» What is expected:
Reproduce the entries below, substituting "table-dashed-line" for every occurrence of "table-dotted-line" and leaving everything else unchanged.

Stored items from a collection
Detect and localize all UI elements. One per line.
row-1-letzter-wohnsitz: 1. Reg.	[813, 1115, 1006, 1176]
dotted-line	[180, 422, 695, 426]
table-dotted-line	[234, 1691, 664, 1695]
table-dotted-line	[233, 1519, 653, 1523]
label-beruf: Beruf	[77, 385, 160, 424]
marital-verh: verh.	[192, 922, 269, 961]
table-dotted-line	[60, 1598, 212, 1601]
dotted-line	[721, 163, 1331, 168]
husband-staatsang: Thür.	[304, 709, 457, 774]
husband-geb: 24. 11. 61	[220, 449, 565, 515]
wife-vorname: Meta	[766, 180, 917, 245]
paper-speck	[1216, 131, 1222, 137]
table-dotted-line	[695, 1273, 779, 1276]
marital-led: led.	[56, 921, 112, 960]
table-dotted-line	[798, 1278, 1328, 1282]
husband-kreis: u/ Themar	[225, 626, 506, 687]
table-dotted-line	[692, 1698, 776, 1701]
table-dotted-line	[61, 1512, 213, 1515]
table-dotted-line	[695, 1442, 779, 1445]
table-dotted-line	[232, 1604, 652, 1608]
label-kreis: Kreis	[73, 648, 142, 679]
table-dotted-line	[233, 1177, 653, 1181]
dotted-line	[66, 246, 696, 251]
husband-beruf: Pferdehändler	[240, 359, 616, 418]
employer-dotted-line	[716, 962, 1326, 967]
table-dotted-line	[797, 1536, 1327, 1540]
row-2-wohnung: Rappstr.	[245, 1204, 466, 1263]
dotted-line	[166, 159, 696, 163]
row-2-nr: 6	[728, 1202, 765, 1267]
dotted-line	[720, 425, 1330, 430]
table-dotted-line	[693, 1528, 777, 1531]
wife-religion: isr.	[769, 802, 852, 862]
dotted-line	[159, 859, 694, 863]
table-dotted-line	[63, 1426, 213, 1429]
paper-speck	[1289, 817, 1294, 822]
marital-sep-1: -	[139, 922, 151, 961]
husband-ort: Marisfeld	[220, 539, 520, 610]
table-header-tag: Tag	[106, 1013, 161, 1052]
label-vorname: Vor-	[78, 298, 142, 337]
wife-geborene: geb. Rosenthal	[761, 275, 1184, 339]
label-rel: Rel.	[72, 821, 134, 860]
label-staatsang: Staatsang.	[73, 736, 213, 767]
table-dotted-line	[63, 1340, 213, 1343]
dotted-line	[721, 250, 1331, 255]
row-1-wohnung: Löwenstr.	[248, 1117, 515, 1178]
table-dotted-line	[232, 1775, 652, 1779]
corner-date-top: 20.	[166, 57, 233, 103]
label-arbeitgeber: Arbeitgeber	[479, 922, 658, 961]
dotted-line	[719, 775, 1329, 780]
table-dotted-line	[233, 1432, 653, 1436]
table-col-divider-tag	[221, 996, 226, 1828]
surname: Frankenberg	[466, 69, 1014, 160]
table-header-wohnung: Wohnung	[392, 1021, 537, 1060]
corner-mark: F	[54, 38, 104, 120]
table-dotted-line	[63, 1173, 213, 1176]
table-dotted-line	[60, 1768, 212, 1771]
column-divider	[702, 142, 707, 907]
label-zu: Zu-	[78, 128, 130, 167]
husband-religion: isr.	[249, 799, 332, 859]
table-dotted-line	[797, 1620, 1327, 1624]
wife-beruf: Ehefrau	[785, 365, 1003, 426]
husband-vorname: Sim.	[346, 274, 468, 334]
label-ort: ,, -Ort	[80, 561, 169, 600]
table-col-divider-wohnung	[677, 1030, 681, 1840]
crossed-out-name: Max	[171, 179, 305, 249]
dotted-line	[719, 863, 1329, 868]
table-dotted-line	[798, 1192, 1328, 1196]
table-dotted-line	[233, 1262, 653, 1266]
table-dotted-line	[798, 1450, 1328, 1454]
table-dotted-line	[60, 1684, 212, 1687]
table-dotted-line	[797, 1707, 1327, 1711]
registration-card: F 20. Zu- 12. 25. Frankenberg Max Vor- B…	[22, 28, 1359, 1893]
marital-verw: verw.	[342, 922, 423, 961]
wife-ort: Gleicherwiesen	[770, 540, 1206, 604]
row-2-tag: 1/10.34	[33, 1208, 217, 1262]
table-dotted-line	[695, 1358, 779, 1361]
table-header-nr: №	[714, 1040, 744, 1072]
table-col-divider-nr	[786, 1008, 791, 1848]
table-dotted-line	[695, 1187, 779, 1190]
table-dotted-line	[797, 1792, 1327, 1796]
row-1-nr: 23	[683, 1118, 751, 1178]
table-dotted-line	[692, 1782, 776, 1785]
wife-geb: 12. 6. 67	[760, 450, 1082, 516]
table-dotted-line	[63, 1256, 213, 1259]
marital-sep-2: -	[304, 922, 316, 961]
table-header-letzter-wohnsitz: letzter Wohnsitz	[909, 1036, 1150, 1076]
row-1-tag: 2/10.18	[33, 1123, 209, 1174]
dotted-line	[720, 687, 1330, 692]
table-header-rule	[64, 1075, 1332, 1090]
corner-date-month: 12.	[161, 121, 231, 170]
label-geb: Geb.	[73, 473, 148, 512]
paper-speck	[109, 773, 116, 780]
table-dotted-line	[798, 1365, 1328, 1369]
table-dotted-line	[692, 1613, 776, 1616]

» Result below:
Detect and localize all UI elements. One per line.
row-1-letzter-wohnsitz: 1. Reg.	[813, 1115, 1006, 1176]
dotted-line	[180, 422, 695, 426]
table-dashed-line	[234, 1691, 664, 1695]
table-dashed-line	[233, 1519, 653, 1523]
label-beruf: Beruf	[77, 385, 160, 424]
marital-verh: verh.	[192, 922, 269, 961]
table-dashed-line	[60, 1598, 212, 1601]
dotted-line	[721, 163, 1331, 168]
husband-staatsang: Thür.	[304, 709, 457, 774]
husband-geb: 24. 11. 61	[220, 449, 565, 515]
wife-vorname: Meta	[766, 180, 917, 245]
paper-speck	[1216, 131, 1222, 137]
table-dashed-line	[695, 1273, 779, 1276]
marital-led: led.	[56, 921, 112, 960]
table-dashed-line	[798, 1278, 1328, 1282]
husband-kreis: u/ Themar	[225, 626, 506, 687]
table-dashed-line	[692, 1698, 776, 1701]
table-dashed-line	[61, 1512, 213, 1515]
table-dashed-line	[695, 1442, 779, 1445]
table-dashed-line	[232, 1604, 652, 1608]
label-kreis: Kreis	[73, 648, 142, 679]
table-dashed-line	[233, 1177, 653, 1181]
dotted-line	[66, 246, 696, 251]
husband-beruf: Pferdehändler	[240, 359, 616, 418]
employer-dotted-line	[716, 962, 1326, 967]
table-dashed-line	[797, 1536, 1327, 1540]
row-2-wohnung: Rappstr.	[245, 1204, 466, 1263]
dotted-line	[166, 159, 696, 163]
row-2-nr: 6	[728, 1202, 765, 1267]
dotted-line	[720, 425, 1330, 430]
table-dashed-line	[693, 1528, 777, 1531]
wife-religion: isr.	[769, 802, 852, 862]
dotted-line	[159, 859, 694, 863]
table-dashed-line	[63, 1426, 213, 1429]
paper-speck	[1289, 817, 1294, 822]
marital-sep-1: -	[139, 922, 151, 961]
husband-ort: Marisfeld	[220, 539, 520, 610]
table-header-tag: Tag	[106, 1013, 161, 1052]
label-vorname: Vor-	[78, 298, 142, 337]
wife-geborene: geb. Rosenthal	[761, 275, 1184, 339]
label-rel: Rel.	[72, 821, 134, 860]
label-staatsang: Staatsang.	[73, 736, 213, 767]
table-dashed-line	[63, 1340, 213, 1343]
dotted-line	[721, 250, 1331, 255]
row-1-wohnung: Löwenstr.	[248, 1117, 515, 1178]
table-dashed-line	[232, 1775, 652, 1779]
corner-date-top: 20.	[166, 57, 233, 103]
label-arbeitgeber: Arbeitgeber	[479, 922, 658, 961]
dotted-line	[719, 775, 1329, 780]
table-dashed-line	[233, 1432, 653, 1436]
table-col-divider-tag	[221, 996, 226, 1828]
surname: Frankenberg	[466, 69, 1014, 160]
table-header-wohnung: Wohnung	[392, 1021, 537, 1060]
corner-mark: F	[54, 38, 104, 120]
table-dashed-line	[63, 1173, 213, 1176]
table-dashed-line	[60, 1768, 212, 1771]
column-divider	[702, 142, 707, 907]
label-zu: Zu-	[78, 128, 130, 167]
husband-religion: isr.	[249, 799, 332, 859]
table-dashed-line	[797, 1620, 1327, 1624]
wife-beruf: Ehefrau	[785, 365, 1003, 426]
husband-vorname: Sim.	[346, 274, 468, 334]
label-ort: ,, -Ort	[80, 561, 169, 600]
table-col-divider-wohnung	[677, 1030, 681, 1840]
crossed-out-name: Max	[171, 179, 305, 249]
dotted-line	[719, 863, 1329, 868]
table-dashed-line	[798, 1192, 1328, 1196]
table-dashed-line	[233, 1262, 653, 1266]
table-dashed-line	[798, 1450, 1328, 1454]
table-dashed-line	[60, 1684, 212, 1687]
table-dashed-line	[797, 1707, 1327, 1711]
registration-card: F 20. Zu- 12. 25. Frankenberg Max Vor- B…	[22, 28, 1359, 1893]
marital-verw: verw.	[342, 922, 423, 961]
wife-ort: Gleicherwiesen	[770, 540, 1206, 604]
row-2-tag: 1/10.34	[33, 1208, 217, 1262]
table-dashed-line	[695, 1358, 779, 1361]
table-header-nr: №	[714, 1040, 744, 1072]
table-col-divider-nr	[786, 1008, 791, 1848]
table-dashed-line	[695, 1187, 779, 1190]
table-dashed-line	[797, 1792, 1327, 1796]
row-1-nr: 23	[683, 1118, 751, 1178]
table-dashed-line	[692, 1782, 776, 1785]
wife-geb: 12. 6. 67	[760, 450, 1082, 516]
table-dashed-line	[63, 1256, 213, 1259]
marital-sep-2: -	[304, 922, 316, 961]
table-header-letzter-wohnsitz: letzter Wohnsitz	[909, 1036, 1150, 1076]
row-1-tag: 2/10.18	[33, 1123, 209, 1174]
dotted-line	[720, 687, 1330, 692]
table-header-rule	[64, 1075, 1332, 1090]
corner-date-month: 12.	[161, 121, 231, 170]
label-geb: Geb.	[73, 473, 148, 512]
paper-speck	[109, 773, 116, 780]
table-dashed-line	[798, 1365, 1328, 1369]
table-dashed-line	[692, 1613, 776, 1616]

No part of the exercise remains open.